Information shown
--*--

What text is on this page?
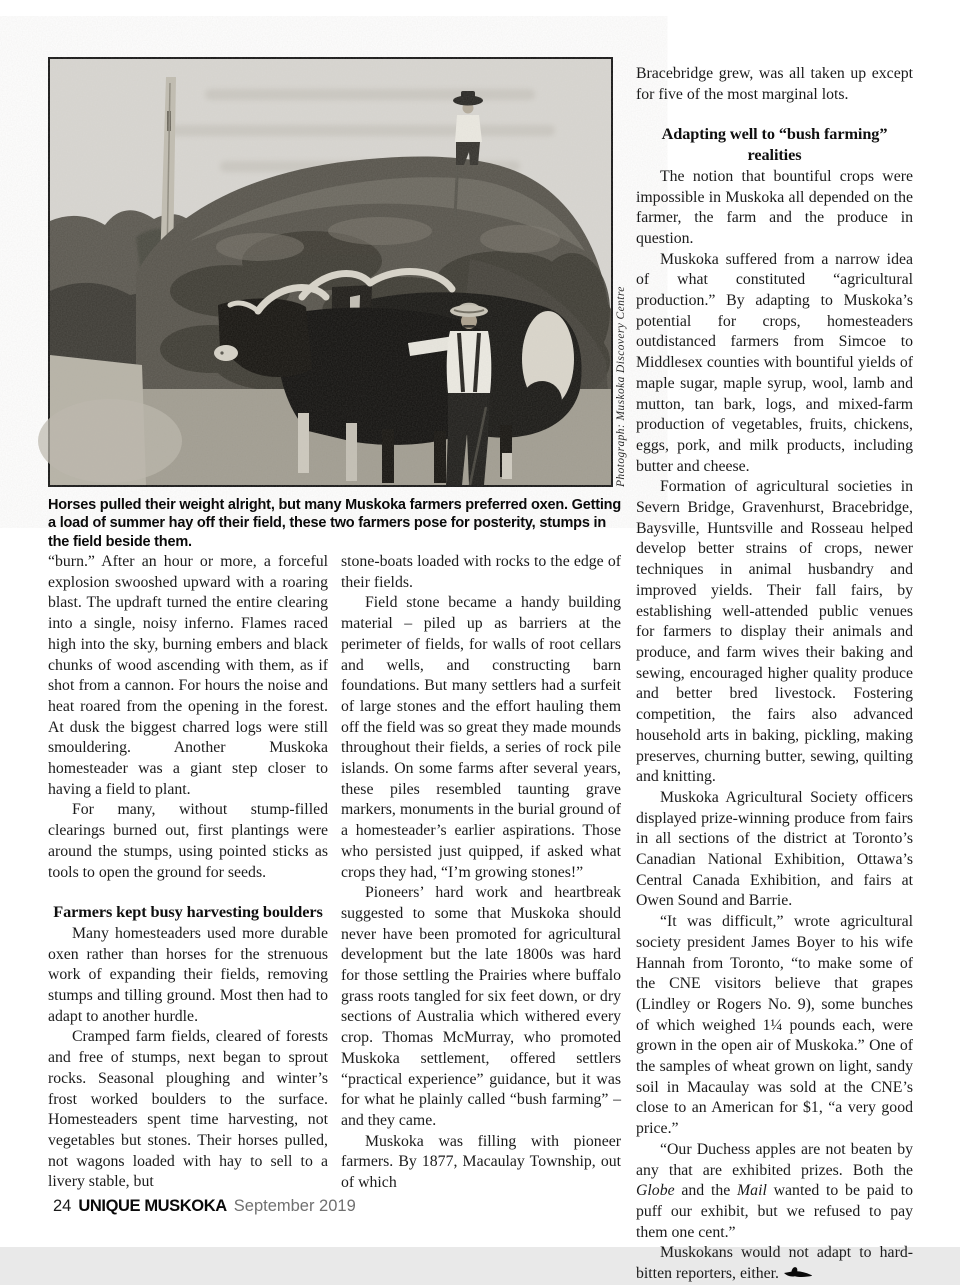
Photograph: Muskoka Discovery Centre
Horses pulled their weight alright, but many Muskoka farmers preferred oxen. Getting a load of summer hay off their field, these two farmers pose for posterity, stumps in the field beside them.

“burn.” After an hour or more, a forceful explosion swooshed upward with a roaring blast. The updraft turned the entire clearing into a single, noisy inferno. Flames raced high into the sky, burning embers and black chunks of wood ascending with them, as if shot from a cannon. For hours the noise and heat roared from the opening in the forest. At dusk the biggest charred logs were still smouldering. Another Muskoka homesteader was a giant step closer to having a field to plant.

For many, without stump-filled clearings burned out, first plantings were around the stumps, using pointed sticks as tools to open the ground for seeds.

Farmers kept busy harvesting boulders

Many homesteaders used more durable oxen rather than horses for the strenuous work of expanding their fields, removing stumps and tilling ground. Most then had to adapt to another hurdle.

Cramped farm fields, cleared of forests and free of stumps, next began to sprout rocks. Seasonal ploughing and winter’s frost worked boulders to the surface. Homesteaders spent time harvesting, not vegetables but stones. Their horses pulled, not wagons loaded with hay to sell to a livery stable, but

stone-boats loaded with rocks to the edge of their fields.

Field stone became a handy building material – piled up as barriers at the perimeter of fields, for walls of root cellars and wells, and constructing barn foundations. But many settlers had a surfeit of large stones and the effort hauling them off the field was so great they made mounds throughout their fields, a series of rock pile islands. On some farms after several years, these piles resembled taunting grave markers, monuments in the burial ground of a homesteader’s earlier aspirations. Those who persisted just quipped, if asked what crops they had, “I’m growing stones!”

Pioneers’ hard work and heartbreak suggested to some that Muskoka should never have been promoted for agricultural development but the late 1800s was hard for those settling the Prairies where buffalo grass roots tangled for six feet down, or dry sections of Australia which withered every crop. Thomas McMurray, who promoted Muskoka settlement, offered settlers “practical experience” guidance, but it was for what he plainly called “bush farming” – and they came.

Muskoka was filling with pioneer farmers. By 1877, Macaulay Township, out of which

Bracebridge grew, was all taken up except for five of the most marginal lots.

Adapting well to “bush farming” realities

The notion that bountiful crops were impossible in Muskoka all depended on the farmer, the farm and the produce in question.

Muskoka suffered from a narrow idea of what constituted “agricultural production.” By adapting to Muskoka’s potential for crops, homesteaders outdistanced farmers from Simcoe to Middlesex counties with bountiful yields of maple sugar, maple syrup, wool, lamb and mutton, tan bark, logs, and mixed-farm production of vegetables, fruits, chickens, eggs, pork, and milk products, including butter and cheese.

Formation of agricultural societies in Severn Bridge, Gravenhurst, Bracebridge, Baysville, Huntsville and Rosseau helped develop better strains of crops, newer techniques in animal husbandry and improved yields. Their fall fairs, by establishing well-attended public venues for farmers to display their animals and produce, and farm wives their baking and sewing, encouraged higher quality produce and better bred livestock. Fostering competition, the fairs also advanced household arts in baking, pickling, making preserves, churning butter, sewing, quilting and knitting.

Muskoka Agricultural Society officers displayed prize-winning produce from fairs in all sections of the district at Toronto’s Canadian National Exhibition, Ottawa’s Central Canada Exhibition, and fairs at Owen Sound and Barrie.

“It was difficult,” wrote agricultural society president James Boyer to his wife Hannah from Toronto, “to make some of the CNE visitors believe that grapes (Lindley or Rogers No. 9), some bunches of which weighed 1¼ pounds each, were grown in the open air of Muskoka.” One of the samples of wheat grown on light, sandy soil in Macaulay was sold at the CNE’s close to an American for $1, “a very good price.”

“Our Duchess apples are not beaten by any that are exhibited prizes. Both the Globe and the Mail wanted to be paid to puff our exhibit, but we refused to pay them one cent.”

Muskokans would not adapt to hard-bitten reporters, either.

24 UNIQUE MUSKOKA September 2019
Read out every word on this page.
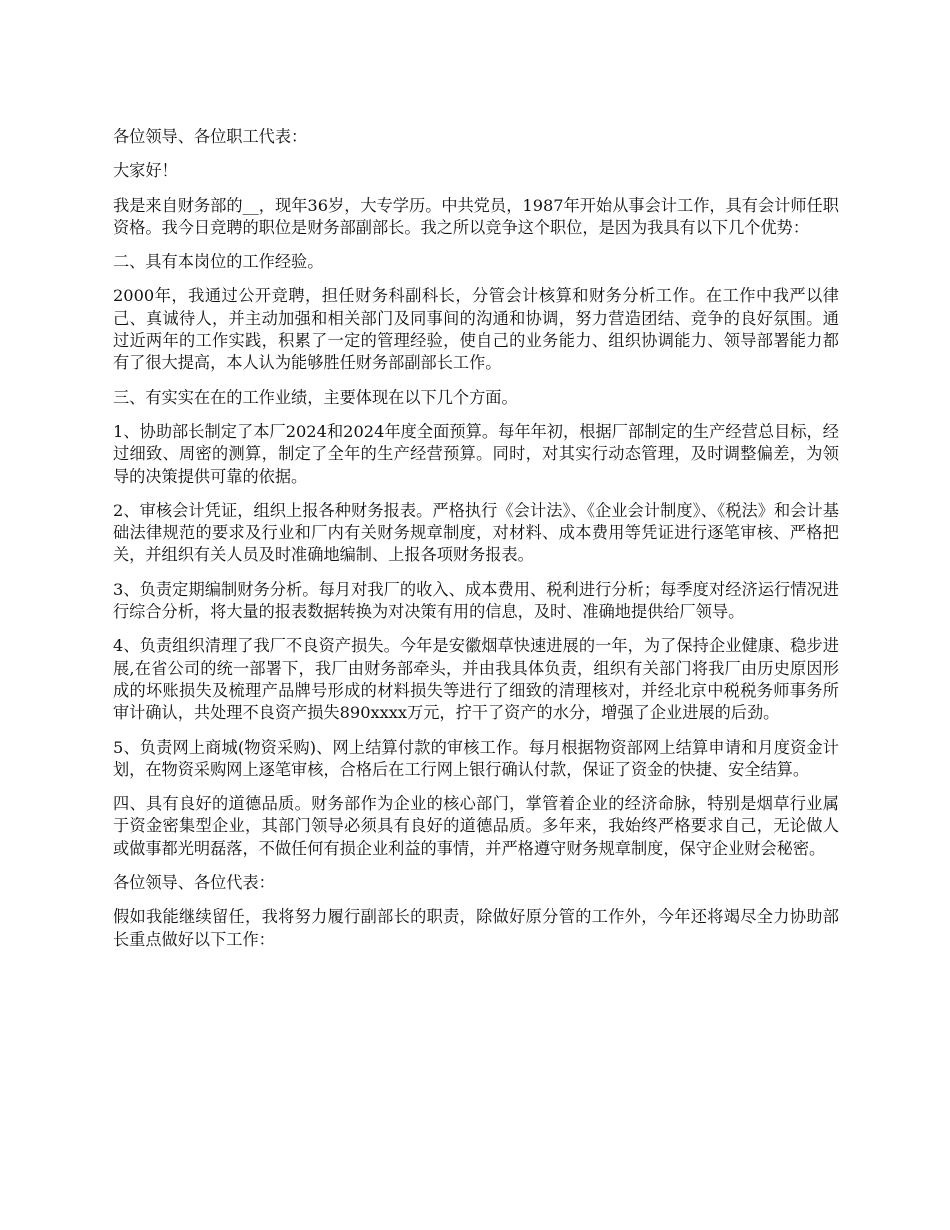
各位领导、各位职工代表：

大家好！

我是来自财务部的__，现年36岁，大专学历。中共党员，1987年开始从事会计工作，具有会计师任职资格。我今日竞聘的职位是财务部副部长。我之所以竞争这个职位，是因为我具有以下几个优势：

二、具有本岗位的工作经验。

2000年，我通过公开竞聘，担任财务科副科长，分管会计核算和财务分析工作。在工作中我严以律己、真诚待人，并主动加强和相关部门及同事间的沟通和协调，努力营造团结、竞争的良好氛围。通过近两年的工作实践，积累了一定的管理经验，使自己的业务能力、组织协调能力、领导部署能力都有了很大提高，本人认为能够胜任财务部副部长工作。

三、有实实在在的工作业绩，主要体现在以下几个方面。

1、协助部长制定了本厂2024和2024年度全面预算。每年年初，根据厂部制定的生产经营总目标，经过细致、周密的测算，制定了全年的生产经营预算。同时，对其实行动态管理，及时调整偏差，为领导的决策提供可靠的依据。

2、审核会计凭证，组织上报各种财务报表。严格执行《会计法》、《企业会计制度》、《税法》和会计基础法律规范的要求及行业和厂内有关财务规章制度，对材料、成本费用等凭证进行逐笔审核、严格把关，并组织有关人员及时准确地编制、上报各项财务报表。

3、负责定期编制财务分析。每月对我厂的收入、成本费用、税利进行分析；每季度对经济运行情况进行综合分析，将大量的报表数据转换为对决策有用的信息，及时、准确地提供给厂领导。

4、负责组织清理了我厂不良资产损失。今年是安徽烟草快速进展的一年，为了保持企业健康、稳步进展,在省公司的统一部署下，我厂由财务部牵头，并由我具体负责，组织有关部门将我厂由历史原因形成的坏账损失及梳理产品牌号形成的材料损失等进行了细致的清理核对，并经北京中税税务师事务所审计确认，共处理不良资产损失890xxxx万元，拧干了资产的水分，增强了企业进展的后劲。

5、负责网上商城(物资采购)、网上结算付款的审核工作。每月根据物资部网上结算申请和月度资金计划，在物资采购网上逐笔审核，合格后在工行网上银行确认付款，保证了资金的快捷、安全结算。

四、具有良好的道德品质。财务部作为企业的核心部门，掌管着企业的经济命脉，特别是烟草行业属于资金密集型企业，其部门领导必须具有良好的道德品质。多年来，我始终严格要求自己，无论做人或做事都光明磊落，不做任何有损企业利益的事情，并严格遵守财务规章制度，保守企业财会秘密。

各位领导、各位代表：

假如我能继续留任，我将努力履行副部长的职责，除做好原分管的工作外，今年还将竭尽全力协助部长重点做好以下工作：
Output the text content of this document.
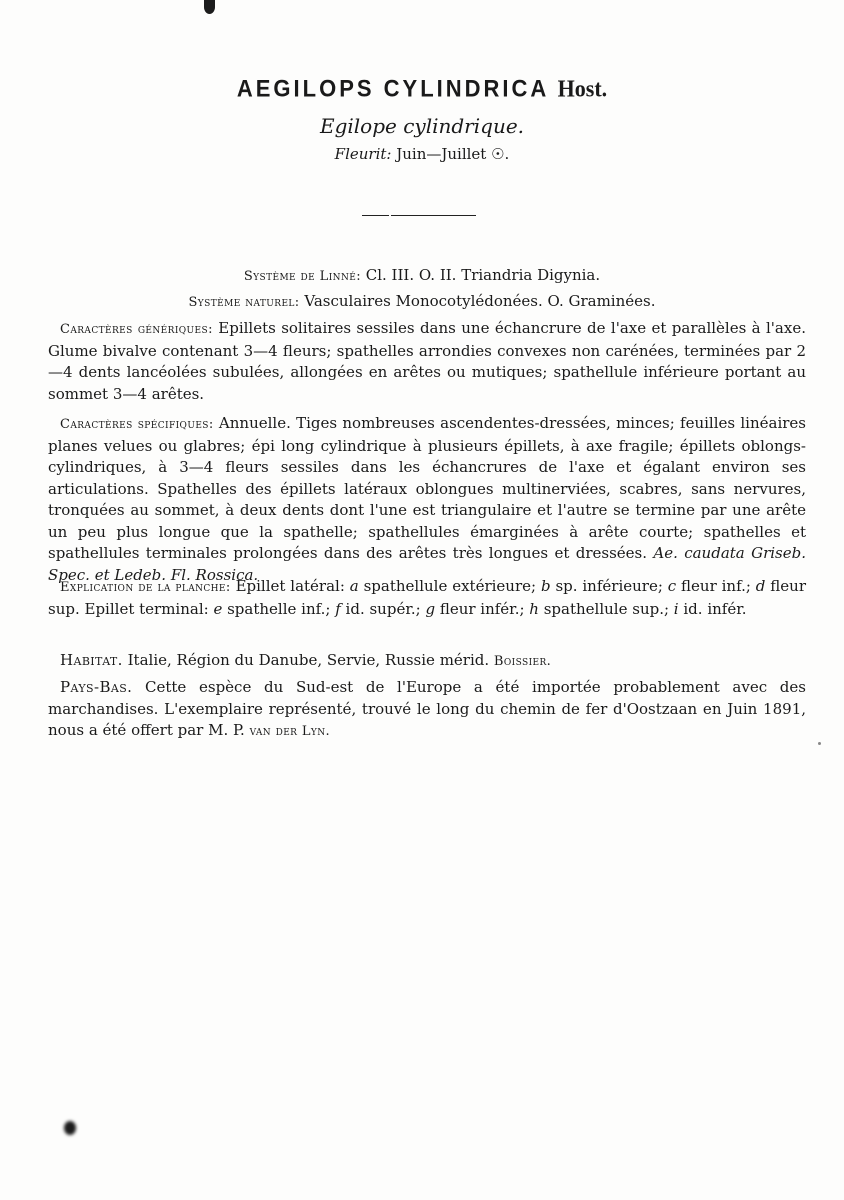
AEGILOPS CYLINDRICA Host.
Egilope cylindrique.
Fleurit: Juin—Juillet ☉.
Système de Linné: Cl. III. O. II. Triandria Digynia.
Système naturel: Vasculaires Monocotylédonées. O. Graminées.

Caractères génériques: Epillets solitaires sessiles dans une échancrure de l'axe et parallèles à l'axe. Glume bivalve contenant 3—4 fleurs; spathelles arrondies convexes non carénées, terminées par 2—4 dents lancéolées subulées, allongées en arêtes ou mutiques; spathellule inférieure portant au sommet 3—4 arêtes.

Caractères spécifiques: Annuelle. Tiges nombreuses ascendentes-dressées, minces; feuilles linéaires planes velues ou glabres; épi long cylindrique à plusieurs épillets, à axe fragile; épillets oblongs-cylindriques, à 3—4 fleurs sessiles dans les échancrures de l'axe et égalant environ ses articulations. Spathelles des épillets latéraux oblongues multinerviées, scabres, sans nervures, tronquées au sommet, à deux dents dont l'une est triangulaire et l'autre se termine par une arête un peu plus longue que la spathelle; spathellules émarginées à arête courte; spathelles et spathellules terminales prolongées dans des arêtes très longues et dressées. Ae. caudata Griseb. Spec. et Ledeb. Fl. Rossica.

Explication de la planche: Epillet latéral: a spathellule extérieure; b sp. inférieure; c fleur inf.; d fleur sup. Epillet terminal: e spathelle inf.; f id. supér.; g fleur infér.; h spathellule sup.; i id. infér.

Habitat. Italie, Région du Danube, Servie, Russie mérid. Boissier.

Pays-Bas. Cette espèce du Sud-est de l'Europe a été importée probablement avec des marchandises. L'exemplaire représenté, trouvé le long du chemin de fer d'Oostzaan en Juin 1891, nous a été offert par M. P. van der Lyn.
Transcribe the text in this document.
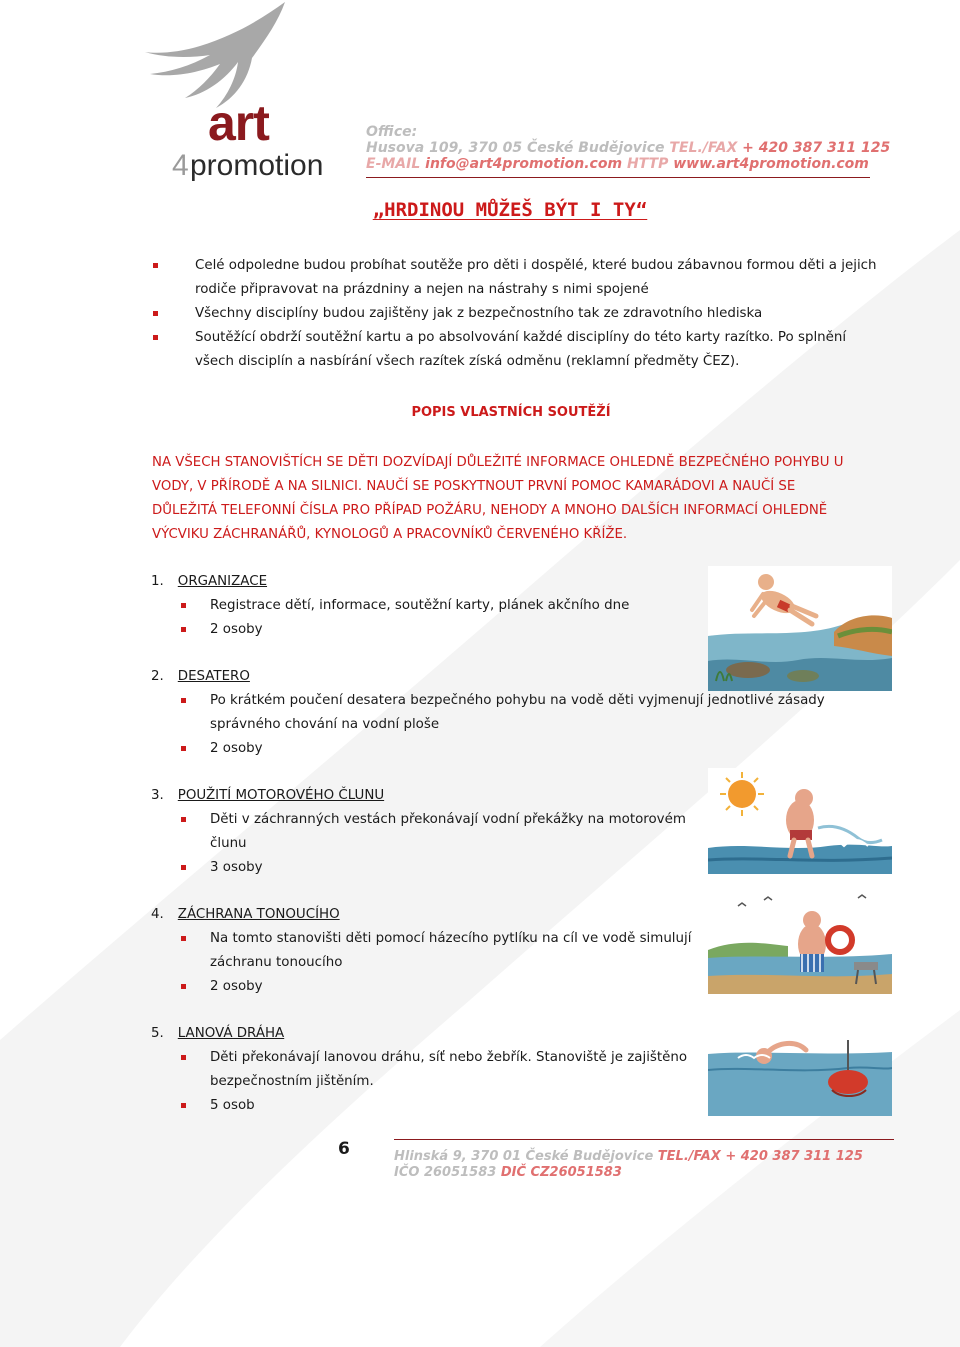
art
4 promotion
Office:
Husova 109, 370 05 České Budějovice TEL./FAX + 420 387 311 125
E-MAIL info@art4promotion.com HTTP www.art4promotion.com
„HRDINOU MŮŽEŠ BÝT I TY“
Celé odpoledne budou probíhat soutěže pro děti i dospělé, které budou zábavnou formou děti a jejich
rodiče připravovat na prázdniny a nejen na nástrahy s nimi spojené
Všechny disciplíny budou zajištěny jak z bezpečnostního tak ze zdravotního hlediska
Soutěžící obdrží soutěžní kartu a po absolvování každé disciplíny do této karty razítko. Po splnění
všech disciplín a nasbírání všech razítek získá odměnu (reklamní předměty ČEZ).
POPIS VLASTNÍCH SOUTĚŽÍ
NA VŠECH STANOVIŠTÍCH SE DĚTI DOZVÍDAJÍ DŮLEŽITÉ INFORMACE OHLEDNĚ BEZPEČNÉHO POHYBU U
VODY, V PŘÍRODĚ A NA SILNICI. NAUČÍ SE POSKYTNOUT PRVNÍ POMOC KAMARÁDOVI A NAUČÍ SE
DŮLEŽITÁ TELEFONNÍ ČÍSLA PRO PŘÍPAD POŽÁRU, NEHODY A MNOHO DALŠÍCH INFORMACÍ OHLEDNĚ
VÝCVIKU ZÁCHRANÁŘŮ, KYNOLOGŮ A PRACOVNÍKŮ ČERVENÉHO KŘÍŽE.
1. ORGANIZACE
Registrace dětí, informace, soutěžní karty, plánek akčního dne
2 osoby
2. DESATERO
Po krátkém poučení desatera bezpečného pohybu na vodě děti vyjmenují jednotlivé zásady
správného chování na vodní ploše
2 osoby
3. POUŽITÍ MOTOROVÉHO ČLUNU
Děti v záchranných vestách překonávají vodní překážky na motorovém
člunu
3 osoby
4. ZÁCHRANA TONOUCÍHO
Na tomto stanovišti děti pomocí házecího pytlíku na cíl ve vodě simulují
záchranu tonoucího
2 osoby
5. LANOVÁ DRÁHA
Děti překonávají lanovou dráhu, síť nebo žebřík. Stanoviště je zajištěno
bezpečnostním jištěním.
5 osob
6	Hlinská 9, 370 01 České Budějovice TEL./FAX + 420 387 311 125
IČO 26051583 DIČ CZ26051583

--*--

Description of the task
In the records above, locate the line containing "Transcribe the text in this document.", then copy exactly that line and every line after it through the end, omitting pictures.

Solution for this exercise
Transcribe the text in this document.
art
4 promotion
Office:
Husova 109, 370 05 České Budějovice TEL./FAX + 420 387 311 125
E-MAIL info@art4promotion.com HTTP www.art4promotion.com
„HRDINOU MŮŽEŠ BÝT I TY“
Celé odpoledne budou probíhat soutěže pro děti i dospělé, které budou zábavnou formou děti a jejich
rodiče připravovat na prázdniny a nejen na nástrahy s nimi spojené
Všechny disciplíny budou zajištěny jak z bezpečnostního tak ze zdravotního hlediska
Soutěžící obdrží soutěžní kartu a po absolvování každé disciplíny do této karty razítko. Po splnění
všech disciplín a nasbírání všech razítek získá odměnu (reklamní předměty ČEZ).
POPIS VLASTNÍCH SOUTĚŽÍ
NA VŠECH STANOVIŠTÍCH SE DĚTI DOZVÍDAJÍ DŮLEŽITÉ INFORMACE OHLEDNĚ BEZPEČNÉHO POHYBU U
VODY, V PŘÍRODĚ A NA SILNICI. NAUČÍ SE POSKYTNOUT PRVNÍ POMOC KAMARÁDOVI A NAUČÍ SE
DŮLEŽITÁ TELEFONNÍ ČÍSLA PRO PŘÍPAD POŽÁRU, NEHODY A MNOHO DALŠÍCH INFORMACÍ OHLEDNĚ
VÝCVIKU ZÁCHRANÁŘŮ, KYNOLOGŮ A PRACOVNÍKŮ ČERVENÉHO KŘÍŽE.
1. ORGANIZACE
Registrace dětí, informace, soutěžní karty, plánek akčního dne
2 osoby
2. DESATERO
Po krátkém poučení desatera bezpečného pohybu na vodě děti vyjmenují jednotlivé zásady
správného chování na vodní ploše
2 osoby
3. POUŽITÍ MOTOROVÉHO ČLUNU
Děti v záchranných vestách překonávají vodní překážky na motorovém
člunu
3 osoby
4. ZÁCHRANA TONOUCÍHO
Na tomto stanovišti děti pomocí házecího pytlíku na cíl ve vodě simulují
záchranu tonoucího
2 osoby
5. LANOVÁ DRÁHA
Děti překonávají lanovou dráhu, síť nebo žebřík. Stanoviště je zajištěno
bezpečnostním jištěním.
5 osob
6	Hlinská 9, 370 01 České Budějovice TEL./FAX + 420 387 311 125
IČO 26051583 DIČ CZ26051583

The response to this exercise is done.